## START Supplied material

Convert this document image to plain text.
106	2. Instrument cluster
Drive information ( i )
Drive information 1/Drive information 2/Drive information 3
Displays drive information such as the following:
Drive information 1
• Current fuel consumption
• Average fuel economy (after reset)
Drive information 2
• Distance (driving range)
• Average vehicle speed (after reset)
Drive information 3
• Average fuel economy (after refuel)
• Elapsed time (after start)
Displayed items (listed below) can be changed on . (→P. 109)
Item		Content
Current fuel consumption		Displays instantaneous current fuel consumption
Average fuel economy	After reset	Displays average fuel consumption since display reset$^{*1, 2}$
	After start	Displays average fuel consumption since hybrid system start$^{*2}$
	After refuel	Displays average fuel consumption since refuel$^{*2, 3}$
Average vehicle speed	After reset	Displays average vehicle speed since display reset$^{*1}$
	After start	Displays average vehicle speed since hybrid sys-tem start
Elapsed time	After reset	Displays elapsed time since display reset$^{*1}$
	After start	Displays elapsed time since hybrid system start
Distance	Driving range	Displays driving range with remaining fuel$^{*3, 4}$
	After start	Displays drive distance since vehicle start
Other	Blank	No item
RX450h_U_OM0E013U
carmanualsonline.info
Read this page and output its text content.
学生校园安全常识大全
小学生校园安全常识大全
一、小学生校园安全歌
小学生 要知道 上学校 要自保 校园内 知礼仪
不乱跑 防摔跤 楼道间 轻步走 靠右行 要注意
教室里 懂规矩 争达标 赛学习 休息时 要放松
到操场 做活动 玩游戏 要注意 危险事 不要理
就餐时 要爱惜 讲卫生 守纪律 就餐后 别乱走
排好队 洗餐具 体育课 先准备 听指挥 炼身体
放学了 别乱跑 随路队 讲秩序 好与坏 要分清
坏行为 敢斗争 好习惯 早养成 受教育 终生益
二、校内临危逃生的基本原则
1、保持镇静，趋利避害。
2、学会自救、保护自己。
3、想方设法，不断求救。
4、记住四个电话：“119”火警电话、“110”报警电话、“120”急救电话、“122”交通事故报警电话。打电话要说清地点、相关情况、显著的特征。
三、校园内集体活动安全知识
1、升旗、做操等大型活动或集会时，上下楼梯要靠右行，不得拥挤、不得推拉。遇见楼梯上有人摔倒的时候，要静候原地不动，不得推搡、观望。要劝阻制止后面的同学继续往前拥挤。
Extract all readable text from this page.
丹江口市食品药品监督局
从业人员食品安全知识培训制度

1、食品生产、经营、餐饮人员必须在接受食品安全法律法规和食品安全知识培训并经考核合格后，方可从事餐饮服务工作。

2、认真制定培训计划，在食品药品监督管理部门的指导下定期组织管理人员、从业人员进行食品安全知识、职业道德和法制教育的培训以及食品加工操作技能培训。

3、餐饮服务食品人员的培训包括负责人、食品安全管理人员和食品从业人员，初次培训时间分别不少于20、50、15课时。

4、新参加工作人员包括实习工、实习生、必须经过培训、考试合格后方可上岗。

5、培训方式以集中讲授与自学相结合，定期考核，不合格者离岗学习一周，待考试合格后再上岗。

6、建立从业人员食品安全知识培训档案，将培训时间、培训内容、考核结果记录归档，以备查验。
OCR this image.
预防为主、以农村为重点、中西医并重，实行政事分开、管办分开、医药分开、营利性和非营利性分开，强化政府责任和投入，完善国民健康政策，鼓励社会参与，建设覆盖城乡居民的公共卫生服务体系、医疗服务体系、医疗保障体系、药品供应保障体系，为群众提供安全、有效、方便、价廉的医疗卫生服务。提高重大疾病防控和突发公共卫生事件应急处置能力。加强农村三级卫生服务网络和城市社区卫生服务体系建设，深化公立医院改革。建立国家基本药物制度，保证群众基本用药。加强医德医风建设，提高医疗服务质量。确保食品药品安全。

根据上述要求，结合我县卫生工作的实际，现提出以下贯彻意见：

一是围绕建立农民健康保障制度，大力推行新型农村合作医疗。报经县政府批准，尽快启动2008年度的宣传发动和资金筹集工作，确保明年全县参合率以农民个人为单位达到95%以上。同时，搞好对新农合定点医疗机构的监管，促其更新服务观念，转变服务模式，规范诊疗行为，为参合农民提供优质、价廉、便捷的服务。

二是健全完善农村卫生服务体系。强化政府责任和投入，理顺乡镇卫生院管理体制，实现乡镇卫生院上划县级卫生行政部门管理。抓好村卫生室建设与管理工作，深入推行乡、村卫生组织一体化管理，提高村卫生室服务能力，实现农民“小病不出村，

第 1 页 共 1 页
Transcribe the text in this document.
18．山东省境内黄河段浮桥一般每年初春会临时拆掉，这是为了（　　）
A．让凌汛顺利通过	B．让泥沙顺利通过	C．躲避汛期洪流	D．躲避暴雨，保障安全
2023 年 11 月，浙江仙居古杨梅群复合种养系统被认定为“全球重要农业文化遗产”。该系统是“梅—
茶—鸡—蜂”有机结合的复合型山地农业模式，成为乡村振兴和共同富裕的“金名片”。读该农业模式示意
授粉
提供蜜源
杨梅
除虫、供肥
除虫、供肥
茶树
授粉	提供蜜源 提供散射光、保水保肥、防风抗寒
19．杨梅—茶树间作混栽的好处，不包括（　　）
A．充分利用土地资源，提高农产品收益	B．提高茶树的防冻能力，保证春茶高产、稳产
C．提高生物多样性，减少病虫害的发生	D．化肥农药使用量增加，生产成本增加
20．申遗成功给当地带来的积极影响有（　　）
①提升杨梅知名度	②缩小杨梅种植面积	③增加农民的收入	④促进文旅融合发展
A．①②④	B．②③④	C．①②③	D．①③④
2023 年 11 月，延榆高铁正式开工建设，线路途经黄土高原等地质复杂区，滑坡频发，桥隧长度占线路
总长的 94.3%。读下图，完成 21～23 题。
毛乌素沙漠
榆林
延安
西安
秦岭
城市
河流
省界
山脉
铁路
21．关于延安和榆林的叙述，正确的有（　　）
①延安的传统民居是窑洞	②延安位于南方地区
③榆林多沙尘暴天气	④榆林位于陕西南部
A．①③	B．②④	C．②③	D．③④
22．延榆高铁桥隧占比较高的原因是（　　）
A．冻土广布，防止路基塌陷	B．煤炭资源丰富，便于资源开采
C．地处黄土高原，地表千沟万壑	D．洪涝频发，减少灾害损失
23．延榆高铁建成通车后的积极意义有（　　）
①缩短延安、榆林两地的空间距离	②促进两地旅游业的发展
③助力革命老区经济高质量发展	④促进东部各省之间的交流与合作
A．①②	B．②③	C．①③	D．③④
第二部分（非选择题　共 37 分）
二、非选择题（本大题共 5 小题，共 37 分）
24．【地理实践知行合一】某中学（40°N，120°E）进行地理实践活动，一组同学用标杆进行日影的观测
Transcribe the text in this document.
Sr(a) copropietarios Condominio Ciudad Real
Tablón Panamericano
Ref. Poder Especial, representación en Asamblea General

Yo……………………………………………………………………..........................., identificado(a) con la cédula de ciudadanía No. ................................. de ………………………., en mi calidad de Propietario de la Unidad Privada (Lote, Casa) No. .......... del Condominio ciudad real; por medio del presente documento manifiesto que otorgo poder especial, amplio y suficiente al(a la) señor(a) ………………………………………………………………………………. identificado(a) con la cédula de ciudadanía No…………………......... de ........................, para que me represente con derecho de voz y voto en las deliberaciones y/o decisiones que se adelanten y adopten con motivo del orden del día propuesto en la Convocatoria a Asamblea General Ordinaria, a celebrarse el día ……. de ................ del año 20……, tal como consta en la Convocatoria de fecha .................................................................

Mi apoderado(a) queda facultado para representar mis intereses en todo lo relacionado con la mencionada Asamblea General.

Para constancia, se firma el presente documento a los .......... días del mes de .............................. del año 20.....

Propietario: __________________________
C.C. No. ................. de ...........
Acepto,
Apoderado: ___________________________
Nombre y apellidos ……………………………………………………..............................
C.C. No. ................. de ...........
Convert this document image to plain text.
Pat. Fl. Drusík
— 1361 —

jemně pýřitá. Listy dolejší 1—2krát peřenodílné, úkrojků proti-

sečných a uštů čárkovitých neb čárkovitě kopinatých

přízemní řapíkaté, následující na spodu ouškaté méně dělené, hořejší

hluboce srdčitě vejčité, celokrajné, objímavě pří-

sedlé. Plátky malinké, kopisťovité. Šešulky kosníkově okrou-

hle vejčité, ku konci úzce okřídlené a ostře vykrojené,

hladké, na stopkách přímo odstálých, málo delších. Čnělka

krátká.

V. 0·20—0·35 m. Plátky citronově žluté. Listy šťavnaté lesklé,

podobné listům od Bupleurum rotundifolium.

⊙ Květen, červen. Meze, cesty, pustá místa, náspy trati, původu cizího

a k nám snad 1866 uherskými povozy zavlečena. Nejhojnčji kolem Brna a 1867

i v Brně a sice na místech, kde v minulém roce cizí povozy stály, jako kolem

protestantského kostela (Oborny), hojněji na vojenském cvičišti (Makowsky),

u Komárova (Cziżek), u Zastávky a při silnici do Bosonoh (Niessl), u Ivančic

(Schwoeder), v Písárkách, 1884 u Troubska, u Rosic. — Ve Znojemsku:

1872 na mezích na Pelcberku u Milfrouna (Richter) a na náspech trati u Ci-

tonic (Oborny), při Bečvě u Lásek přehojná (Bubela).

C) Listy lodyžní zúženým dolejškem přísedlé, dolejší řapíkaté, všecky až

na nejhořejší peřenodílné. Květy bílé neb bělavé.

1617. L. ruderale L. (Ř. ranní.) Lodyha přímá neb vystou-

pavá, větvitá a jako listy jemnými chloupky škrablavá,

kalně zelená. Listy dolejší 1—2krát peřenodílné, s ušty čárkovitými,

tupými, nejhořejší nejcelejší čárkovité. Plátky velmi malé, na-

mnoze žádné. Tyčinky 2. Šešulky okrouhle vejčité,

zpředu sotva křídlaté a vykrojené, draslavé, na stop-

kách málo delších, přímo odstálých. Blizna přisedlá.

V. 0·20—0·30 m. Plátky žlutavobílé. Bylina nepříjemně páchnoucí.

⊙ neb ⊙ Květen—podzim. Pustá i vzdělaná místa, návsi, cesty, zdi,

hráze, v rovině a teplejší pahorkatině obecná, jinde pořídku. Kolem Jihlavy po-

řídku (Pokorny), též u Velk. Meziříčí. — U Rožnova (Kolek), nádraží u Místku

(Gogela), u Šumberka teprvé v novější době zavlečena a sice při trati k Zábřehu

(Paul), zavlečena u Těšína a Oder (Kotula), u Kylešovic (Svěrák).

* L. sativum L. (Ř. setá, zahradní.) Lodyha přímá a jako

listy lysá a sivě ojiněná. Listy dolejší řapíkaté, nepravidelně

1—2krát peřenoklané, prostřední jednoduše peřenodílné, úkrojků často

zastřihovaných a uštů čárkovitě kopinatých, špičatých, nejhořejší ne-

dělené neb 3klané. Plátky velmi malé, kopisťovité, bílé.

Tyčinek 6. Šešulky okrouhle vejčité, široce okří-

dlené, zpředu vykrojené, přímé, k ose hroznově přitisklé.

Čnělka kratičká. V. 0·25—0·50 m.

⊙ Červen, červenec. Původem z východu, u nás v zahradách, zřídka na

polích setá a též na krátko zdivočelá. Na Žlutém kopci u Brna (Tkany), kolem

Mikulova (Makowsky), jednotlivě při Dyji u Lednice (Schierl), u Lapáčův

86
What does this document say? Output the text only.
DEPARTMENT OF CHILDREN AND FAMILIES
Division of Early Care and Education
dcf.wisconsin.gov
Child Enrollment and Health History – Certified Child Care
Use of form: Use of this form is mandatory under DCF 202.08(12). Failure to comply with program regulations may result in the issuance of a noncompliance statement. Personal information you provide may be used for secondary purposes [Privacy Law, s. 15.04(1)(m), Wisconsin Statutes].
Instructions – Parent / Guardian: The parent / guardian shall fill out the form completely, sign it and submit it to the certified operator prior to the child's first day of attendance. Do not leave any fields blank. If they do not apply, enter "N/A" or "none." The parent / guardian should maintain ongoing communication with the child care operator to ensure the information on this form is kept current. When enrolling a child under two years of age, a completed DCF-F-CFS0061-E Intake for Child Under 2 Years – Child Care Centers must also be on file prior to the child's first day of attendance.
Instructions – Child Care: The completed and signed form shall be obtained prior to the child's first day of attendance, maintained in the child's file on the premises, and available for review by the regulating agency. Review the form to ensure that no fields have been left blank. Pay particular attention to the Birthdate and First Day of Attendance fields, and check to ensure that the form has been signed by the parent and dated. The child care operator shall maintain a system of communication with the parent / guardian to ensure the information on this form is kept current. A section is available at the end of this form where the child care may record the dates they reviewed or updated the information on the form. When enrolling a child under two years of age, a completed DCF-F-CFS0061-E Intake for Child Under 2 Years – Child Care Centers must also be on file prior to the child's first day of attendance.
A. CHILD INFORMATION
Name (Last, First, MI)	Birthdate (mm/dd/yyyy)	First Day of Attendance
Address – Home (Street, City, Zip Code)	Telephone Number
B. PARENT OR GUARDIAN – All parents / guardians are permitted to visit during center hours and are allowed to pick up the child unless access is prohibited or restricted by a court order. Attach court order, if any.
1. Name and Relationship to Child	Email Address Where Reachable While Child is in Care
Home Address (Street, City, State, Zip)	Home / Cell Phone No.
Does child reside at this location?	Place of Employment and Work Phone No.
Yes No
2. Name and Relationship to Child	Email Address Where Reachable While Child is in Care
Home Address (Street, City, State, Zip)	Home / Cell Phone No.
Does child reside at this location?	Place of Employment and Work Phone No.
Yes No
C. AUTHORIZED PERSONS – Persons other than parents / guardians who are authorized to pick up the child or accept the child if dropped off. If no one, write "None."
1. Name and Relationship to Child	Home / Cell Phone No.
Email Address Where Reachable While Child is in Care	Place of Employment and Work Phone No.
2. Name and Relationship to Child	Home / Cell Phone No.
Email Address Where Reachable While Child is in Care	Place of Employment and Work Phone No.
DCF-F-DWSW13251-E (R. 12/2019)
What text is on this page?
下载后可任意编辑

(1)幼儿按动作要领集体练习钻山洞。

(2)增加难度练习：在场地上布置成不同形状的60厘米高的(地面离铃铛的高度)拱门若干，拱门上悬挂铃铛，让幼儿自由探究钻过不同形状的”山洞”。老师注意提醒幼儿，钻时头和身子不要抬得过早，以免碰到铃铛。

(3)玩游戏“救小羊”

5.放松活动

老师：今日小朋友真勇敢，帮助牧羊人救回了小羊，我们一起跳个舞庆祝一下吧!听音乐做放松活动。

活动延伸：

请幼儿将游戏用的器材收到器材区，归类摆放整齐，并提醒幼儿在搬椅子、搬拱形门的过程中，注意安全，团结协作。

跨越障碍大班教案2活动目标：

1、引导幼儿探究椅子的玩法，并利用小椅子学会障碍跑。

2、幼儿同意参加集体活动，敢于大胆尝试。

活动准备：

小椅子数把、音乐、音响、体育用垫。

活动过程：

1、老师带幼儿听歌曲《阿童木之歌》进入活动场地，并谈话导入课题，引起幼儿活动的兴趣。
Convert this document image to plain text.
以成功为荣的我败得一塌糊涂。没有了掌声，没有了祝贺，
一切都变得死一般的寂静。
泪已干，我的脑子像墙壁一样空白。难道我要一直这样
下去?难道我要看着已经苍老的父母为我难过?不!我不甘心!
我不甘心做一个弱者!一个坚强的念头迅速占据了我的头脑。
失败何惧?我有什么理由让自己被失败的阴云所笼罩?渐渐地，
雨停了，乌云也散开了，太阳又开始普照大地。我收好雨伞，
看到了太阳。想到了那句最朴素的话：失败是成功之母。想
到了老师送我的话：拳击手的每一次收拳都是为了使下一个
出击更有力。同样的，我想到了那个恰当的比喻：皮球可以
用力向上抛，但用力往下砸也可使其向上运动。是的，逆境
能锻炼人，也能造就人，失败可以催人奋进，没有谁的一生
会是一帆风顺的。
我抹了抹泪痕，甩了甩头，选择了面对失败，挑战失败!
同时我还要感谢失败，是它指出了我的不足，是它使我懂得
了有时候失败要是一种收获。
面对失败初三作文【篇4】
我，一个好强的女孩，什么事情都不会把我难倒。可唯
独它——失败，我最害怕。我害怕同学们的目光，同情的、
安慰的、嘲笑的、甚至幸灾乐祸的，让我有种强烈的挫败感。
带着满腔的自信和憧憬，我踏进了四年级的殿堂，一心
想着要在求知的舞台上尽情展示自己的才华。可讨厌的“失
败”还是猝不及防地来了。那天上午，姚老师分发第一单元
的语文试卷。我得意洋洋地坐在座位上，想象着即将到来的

## END Supplied material

Given task => Identify each line holding the string "dolejší", and copy it out.

Answer =>
jemně pýřitá. Listy dolejší 1—2krát peřenodílné, úkrojků proti-
C) Listy lodyžní zúženým dolejškem přísedlé, dolejší řapíkaté, všecky až
kalně zelená. Listy dolejší 1—2krát peřenodílné, s ušty čárkovitými,
listy lysá a sivě ojiněná. Listy dolejší řapíkaté, nepravidelně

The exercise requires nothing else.